[Stored data entries]
■ ■ ■
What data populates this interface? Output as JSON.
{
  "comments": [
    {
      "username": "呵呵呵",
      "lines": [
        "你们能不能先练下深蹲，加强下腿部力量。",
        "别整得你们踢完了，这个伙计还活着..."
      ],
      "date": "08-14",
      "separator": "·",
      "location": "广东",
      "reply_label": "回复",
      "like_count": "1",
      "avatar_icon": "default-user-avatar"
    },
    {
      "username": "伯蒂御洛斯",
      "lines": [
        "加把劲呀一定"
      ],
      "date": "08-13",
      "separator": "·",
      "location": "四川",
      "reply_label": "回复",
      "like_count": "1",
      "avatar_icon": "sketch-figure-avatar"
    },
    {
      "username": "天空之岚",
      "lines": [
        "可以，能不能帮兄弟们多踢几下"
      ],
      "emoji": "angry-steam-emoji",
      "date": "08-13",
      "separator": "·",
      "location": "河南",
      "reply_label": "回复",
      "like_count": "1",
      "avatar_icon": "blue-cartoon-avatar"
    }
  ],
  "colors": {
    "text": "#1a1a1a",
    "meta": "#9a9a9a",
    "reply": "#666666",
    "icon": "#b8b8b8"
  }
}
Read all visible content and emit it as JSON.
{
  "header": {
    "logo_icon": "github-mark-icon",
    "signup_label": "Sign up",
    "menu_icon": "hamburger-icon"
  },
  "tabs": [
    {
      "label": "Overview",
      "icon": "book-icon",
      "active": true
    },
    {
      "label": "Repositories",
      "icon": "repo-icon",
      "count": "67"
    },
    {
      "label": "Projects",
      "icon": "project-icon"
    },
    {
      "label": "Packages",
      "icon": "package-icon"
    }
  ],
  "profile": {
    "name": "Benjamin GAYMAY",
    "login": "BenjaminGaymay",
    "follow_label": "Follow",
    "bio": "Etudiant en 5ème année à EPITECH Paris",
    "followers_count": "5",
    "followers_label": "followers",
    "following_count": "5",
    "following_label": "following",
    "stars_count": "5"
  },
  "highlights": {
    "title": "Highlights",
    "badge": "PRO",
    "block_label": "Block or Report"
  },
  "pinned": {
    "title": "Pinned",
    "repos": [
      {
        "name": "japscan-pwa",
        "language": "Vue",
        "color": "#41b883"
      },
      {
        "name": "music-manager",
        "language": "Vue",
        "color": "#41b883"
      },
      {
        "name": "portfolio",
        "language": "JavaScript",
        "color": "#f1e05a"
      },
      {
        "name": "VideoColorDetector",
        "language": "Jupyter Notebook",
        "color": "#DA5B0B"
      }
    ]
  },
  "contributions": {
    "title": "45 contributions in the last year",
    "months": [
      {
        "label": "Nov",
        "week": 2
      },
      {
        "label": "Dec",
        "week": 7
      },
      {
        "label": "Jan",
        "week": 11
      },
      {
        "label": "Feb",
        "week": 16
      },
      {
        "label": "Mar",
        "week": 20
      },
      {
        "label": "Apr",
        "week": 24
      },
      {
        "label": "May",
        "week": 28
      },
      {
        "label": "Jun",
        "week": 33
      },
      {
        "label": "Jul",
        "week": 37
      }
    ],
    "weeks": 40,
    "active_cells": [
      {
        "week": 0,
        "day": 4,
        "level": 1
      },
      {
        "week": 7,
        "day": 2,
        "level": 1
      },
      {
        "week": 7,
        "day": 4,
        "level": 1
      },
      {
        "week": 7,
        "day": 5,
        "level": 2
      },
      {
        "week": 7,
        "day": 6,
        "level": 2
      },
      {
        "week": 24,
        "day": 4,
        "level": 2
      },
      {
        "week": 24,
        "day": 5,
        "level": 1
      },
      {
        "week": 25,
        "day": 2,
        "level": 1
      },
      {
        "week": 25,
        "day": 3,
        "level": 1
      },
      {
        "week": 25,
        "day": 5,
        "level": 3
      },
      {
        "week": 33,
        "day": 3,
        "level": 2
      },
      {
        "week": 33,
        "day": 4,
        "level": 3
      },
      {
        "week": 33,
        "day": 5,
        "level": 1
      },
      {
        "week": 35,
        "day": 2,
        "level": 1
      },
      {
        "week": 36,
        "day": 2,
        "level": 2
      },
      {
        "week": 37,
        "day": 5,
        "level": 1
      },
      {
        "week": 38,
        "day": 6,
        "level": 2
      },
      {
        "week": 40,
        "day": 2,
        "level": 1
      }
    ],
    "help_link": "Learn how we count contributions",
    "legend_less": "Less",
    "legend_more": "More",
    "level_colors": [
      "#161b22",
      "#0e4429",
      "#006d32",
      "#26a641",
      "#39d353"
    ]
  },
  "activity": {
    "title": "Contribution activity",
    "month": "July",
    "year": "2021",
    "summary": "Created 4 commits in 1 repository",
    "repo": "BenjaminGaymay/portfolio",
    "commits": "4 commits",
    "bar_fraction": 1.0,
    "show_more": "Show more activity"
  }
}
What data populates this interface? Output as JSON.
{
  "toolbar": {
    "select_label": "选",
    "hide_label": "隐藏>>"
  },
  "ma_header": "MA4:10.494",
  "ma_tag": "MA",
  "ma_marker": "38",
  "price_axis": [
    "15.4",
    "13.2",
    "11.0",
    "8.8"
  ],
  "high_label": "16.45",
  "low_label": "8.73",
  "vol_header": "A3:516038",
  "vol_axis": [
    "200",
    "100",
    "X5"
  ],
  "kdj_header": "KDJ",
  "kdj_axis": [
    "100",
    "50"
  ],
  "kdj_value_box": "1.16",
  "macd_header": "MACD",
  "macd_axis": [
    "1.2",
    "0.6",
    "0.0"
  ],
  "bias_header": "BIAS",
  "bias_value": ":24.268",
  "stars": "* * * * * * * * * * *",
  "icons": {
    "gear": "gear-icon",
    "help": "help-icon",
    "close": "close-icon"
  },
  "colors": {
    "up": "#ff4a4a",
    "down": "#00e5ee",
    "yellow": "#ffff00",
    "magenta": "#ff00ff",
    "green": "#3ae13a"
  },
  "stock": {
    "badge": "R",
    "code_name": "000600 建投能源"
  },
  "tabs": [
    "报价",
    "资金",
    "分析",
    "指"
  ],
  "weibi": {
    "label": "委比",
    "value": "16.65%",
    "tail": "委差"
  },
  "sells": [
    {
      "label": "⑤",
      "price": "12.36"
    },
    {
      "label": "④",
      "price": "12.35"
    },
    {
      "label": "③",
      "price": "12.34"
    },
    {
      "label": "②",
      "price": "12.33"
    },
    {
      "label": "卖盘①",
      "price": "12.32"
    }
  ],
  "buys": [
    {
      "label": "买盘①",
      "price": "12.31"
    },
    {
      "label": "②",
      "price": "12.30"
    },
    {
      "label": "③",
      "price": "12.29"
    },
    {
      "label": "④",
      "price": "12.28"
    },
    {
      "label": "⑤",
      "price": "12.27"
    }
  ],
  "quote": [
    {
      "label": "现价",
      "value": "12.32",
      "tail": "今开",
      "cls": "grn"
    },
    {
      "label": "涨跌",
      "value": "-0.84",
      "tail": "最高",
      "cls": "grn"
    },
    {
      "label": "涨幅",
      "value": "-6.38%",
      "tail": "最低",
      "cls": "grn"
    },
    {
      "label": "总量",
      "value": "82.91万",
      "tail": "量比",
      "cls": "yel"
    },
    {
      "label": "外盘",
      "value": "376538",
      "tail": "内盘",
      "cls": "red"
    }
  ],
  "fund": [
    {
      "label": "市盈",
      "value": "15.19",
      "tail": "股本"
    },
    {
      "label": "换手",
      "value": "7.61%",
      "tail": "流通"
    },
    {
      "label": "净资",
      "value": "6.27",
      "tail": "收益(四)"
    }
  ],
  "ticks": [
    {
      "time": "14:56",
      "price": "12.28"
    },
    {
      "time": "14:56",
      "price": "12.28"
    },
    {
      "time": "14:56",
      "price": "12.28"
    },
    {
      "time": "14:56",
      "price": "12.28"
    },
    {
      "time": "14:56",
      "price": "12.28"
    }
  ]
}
■ ■ ■
**INSTRUCTION**
Look through the entries above and report each line where the string "year" occurs.

**THE SOLUTION**
    "title": "45 contributions in the last year",
    "year": "2021",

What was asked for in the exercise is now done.